start

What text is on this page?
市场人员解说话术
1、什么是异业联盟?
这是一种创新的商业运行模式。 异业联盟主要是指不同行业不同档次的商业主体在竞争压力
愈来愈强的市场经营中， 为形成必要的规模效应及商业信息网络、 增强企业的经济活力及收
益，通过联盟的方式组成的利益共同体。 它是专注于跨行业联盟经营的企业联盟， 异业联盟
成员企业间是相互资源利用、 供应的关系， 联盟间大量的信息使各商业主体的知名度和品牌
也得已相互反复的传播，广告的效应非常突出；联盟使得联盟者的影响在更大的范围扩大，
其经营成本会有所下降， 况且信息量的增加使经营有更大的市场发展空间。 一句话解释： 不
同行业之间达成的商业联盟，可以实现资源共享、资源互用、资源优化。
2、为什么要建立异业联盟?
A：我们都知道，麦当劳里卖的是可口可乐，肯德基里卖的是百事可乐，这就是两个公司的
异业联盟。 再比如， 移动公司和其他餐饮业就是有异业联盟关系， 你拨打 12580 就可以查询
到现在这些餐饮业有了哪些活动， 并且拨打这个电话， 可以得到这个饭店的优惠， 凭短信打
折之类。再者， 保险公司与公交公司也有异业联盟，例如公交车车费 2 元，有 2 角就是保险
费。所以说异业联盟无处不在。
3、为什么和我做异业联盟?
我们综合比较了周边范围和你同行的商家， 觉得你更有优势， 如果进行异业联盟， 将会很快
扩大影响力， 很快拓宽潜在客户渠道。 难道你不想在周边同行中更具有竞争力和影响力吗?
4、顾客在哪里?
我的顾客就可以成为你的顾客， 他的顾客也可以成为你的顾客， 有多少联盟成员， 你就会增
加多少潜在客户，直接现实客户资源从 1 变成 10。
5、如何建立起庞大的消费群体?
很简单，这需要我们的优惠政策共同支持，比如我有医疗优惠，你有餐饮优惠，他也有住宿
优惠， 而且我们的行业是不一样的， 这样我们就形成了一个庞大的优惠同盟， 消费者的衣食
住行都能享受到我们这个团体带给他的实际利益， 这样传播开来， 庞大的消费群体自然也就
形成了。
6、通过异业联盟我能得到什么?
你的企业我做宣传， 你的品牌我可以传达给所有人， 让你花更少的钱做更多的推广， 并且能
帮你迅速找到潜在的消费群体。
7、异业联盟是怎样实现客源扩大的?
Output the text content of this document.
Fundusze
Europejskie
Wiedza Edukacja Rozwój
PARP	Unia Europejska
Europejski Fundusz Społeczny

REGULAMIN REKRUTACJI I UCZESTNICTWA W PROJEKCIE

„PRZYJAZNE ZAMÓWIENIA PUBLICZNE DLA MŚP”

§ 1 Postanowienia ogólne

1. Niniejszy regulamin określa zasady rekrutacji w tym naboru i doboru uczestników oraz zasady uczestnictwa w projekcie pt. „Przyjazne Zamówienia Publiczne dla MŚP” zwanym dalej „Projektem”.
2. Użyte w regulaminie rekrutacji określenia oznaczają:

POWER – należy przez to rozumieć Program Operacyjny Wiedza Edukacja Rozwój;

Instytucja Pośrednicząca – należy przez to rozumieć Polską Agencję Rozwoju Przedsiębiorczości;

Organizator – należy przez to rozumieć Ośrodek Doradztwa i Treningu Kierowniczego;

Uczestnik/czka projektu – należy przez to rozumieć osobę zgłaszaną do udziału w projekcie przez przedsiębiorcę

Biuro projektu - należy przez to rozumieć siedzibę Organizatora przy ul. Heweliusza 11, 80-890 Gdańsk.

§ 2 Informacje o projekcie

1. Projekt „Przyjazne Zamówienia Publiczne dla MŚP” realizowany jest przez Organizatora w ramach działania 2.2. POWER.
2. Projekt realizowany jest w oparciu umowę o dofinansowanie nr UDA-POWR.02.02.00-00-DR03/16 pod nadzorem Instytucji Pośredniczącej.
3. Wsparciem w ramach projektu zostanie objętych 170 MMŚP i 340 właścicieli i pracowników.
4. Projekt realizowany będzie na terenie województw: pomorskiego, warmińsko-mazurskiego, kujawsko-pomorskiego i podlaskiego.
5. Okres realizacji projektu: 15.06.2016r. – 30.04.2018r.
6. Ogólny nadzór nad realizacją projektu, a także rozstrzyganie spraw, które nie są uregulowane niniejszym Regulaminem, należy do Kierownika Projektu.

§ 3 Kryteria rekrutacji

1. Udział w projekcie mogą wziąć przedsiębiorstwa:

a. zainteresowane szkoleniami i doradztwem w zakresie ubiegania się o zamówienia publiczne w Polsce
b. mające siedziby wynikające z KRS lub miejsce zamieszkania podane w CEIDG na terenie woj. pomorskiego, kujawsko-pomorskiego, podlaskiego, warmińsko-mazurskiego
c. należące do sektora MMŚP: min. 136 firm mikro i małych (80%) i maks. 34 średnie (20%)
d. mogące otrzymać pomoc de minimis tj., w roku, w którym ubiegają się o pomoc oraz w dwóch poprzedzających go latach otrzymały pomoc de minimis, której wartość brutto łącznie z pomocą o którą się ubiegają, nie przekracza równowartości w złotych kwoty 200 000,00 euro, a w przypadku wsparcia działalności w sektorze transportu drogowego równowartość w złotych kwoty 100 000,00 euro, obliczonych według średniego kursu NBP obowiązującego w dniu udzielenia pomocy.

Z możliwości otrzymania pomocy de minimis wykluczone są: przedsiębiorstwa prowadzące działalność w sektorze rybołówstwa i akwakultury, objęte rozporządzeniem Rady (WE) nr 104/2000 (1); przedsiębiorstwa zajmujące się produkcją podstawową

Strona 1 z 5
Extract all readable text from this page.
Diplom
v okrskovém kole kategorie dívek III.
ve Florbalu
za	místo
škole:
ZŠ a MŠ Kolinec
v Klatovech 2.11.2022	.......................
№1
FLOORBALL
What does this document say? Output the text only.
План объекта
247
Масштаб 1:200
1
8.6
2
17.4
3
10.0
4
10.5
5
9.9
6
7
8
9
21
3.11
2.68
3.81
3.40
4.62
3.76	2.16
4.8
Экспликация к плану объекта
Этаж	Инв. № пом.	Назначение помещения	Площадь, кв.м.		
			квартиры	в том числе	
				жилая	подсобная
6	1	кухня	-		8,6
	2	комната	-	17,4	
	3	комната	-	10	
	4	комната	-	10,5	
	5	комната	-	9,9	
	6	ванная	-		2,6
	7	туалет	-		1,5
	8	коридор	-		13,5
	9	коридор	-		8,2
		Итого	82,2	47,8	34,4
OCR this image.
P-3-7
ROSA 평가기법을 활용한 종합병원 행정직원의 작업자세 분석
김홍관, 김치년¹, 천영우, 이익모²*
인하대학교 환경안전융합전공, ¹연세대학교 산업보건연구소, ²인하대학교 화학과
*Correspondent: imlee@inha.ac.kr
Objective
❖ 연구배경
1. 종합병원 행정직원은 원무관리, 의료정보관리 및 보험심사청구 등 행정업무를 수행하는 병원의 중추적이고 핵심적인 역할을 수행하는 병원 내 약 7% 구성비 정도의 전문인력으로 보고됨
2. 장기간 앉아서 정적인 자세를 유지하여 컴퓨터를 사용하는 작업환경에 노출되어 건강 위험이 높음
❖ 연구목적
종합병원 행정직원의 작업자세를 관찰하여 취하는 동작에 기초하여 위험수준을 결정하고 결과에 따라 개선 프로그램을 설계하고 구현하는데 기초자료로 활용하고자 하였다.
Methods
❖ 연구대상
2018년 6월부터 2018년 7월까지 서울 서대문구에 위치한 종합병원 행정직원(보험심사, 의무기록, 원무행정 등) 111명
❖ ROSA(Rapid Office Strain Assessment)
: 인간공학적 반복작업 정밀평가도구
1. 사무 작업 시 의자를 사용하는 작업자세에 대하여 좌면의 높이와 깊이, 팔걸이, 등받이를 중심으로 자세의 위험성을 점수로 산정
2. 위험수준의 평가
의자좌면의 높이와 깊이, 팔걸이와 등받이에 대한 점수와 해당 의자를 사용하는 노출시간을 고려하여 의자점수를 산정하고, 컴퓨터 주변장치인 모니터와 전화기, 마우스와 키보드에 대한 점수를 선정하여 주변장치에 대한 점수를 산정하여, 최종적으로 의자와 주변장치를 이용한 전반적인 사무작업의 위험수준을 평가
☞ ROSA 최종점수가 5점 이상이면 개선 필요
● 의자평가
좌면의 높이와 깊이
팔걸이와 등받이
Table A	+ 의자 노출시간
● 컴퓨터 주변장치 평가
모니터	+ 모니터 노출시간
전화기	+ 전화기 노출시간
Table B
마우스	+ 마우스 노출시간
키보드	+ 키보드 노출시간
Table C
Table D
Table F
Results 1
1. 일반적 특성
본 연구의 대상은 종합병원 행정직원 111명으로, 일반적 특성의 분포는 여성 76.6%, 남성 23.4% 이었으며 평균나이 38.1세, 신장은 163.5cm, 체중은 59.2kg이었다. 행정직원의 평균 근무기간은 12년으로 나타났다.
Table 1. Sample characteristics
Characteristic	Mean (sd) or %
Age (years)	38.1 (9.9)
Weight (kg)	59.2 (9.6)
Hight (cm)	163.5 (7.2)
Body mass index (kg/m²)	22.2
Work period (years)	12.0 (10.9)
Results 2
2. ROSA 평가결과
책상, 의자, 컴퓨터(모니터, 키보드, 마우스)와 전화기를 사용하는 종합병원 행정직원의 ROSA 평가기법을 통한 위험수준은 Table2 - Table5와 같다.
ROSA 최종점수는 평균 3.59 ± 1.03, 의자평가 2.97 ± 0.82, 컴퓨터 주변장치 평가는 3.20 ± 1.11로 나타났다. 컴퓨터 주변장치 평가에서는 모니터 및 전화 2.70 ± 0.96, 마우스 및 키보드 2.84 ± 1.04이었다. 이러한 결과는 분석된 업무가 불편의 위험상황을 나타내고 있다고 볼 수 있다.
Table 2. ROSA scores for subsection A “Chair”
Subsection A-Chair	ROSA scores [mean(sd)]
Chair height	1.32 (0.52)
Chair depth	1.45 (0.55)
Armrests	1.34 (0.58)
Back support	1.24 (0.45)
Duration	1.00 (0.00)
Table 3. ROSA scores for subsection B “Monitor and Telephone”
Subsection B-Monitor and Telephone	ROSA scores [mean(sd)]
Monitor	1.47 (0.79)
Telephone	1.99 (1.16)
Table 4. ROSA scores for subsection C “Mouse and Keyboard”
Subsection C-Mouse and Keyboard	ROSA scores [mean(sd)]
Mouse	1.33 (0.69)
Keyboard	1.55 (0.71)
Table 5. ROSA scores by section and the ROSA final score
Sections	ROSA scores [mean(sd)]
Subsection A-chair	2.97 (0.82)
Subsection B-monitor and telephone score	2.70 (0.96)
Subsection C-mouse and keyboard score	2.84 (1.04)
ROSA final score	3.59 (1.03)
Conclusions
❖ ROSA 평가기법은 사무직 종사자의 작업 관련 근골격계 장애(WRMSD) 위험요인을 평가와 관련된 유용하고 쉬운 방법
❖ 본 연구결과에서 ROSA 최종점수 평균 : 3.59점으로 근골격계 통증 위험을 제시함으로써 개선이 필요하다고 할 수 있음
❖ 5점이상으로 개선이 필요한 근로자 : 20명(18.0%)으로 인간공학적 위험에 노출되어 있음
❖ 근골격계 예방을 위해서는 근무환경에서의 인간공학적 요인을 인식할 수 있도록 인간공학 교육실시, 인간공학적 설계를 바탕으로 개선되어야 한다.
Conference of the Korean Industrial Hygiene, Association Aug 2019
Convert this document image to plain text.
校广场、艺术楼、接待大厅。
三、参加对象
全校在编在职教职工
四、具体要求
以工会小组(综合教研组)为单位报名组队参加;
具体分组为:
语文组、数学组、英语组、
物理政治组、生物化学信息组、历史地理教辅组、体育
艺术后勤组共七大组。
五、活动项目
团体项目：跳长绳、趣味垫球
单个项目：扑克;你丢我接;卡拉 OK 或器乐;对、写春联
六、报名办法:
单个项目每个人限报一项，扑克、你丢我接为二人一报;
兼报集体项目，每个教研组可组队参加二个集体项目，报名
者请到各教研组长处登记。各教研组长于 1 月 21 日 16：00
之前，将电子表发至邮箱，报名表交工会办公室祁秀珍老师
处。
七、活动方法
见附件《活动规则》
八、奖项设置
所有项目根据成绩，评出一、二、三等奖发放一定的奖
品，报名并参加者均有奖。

end

• [Written instruction]:
List the lines of the entries that include "팔걸이와".

• [Exercise answer]:
의자좌면의 높이와 깊이, 팔걸이와 등받이에 대한 점수와 해당 의자를 사용하는 노출시간을 고려하여 의자점수를 산정하고, 컴퓨터 주변장치인 모니터와 전화기, 마우스와 키보드에 대한 점수를 선정하여 주변장치에 대한 점수를 산정하여, 최종적으로 의자와 주변장치를 이용한 전반적인 사무작업의 위험수준을 평가
팔걸이와 등받이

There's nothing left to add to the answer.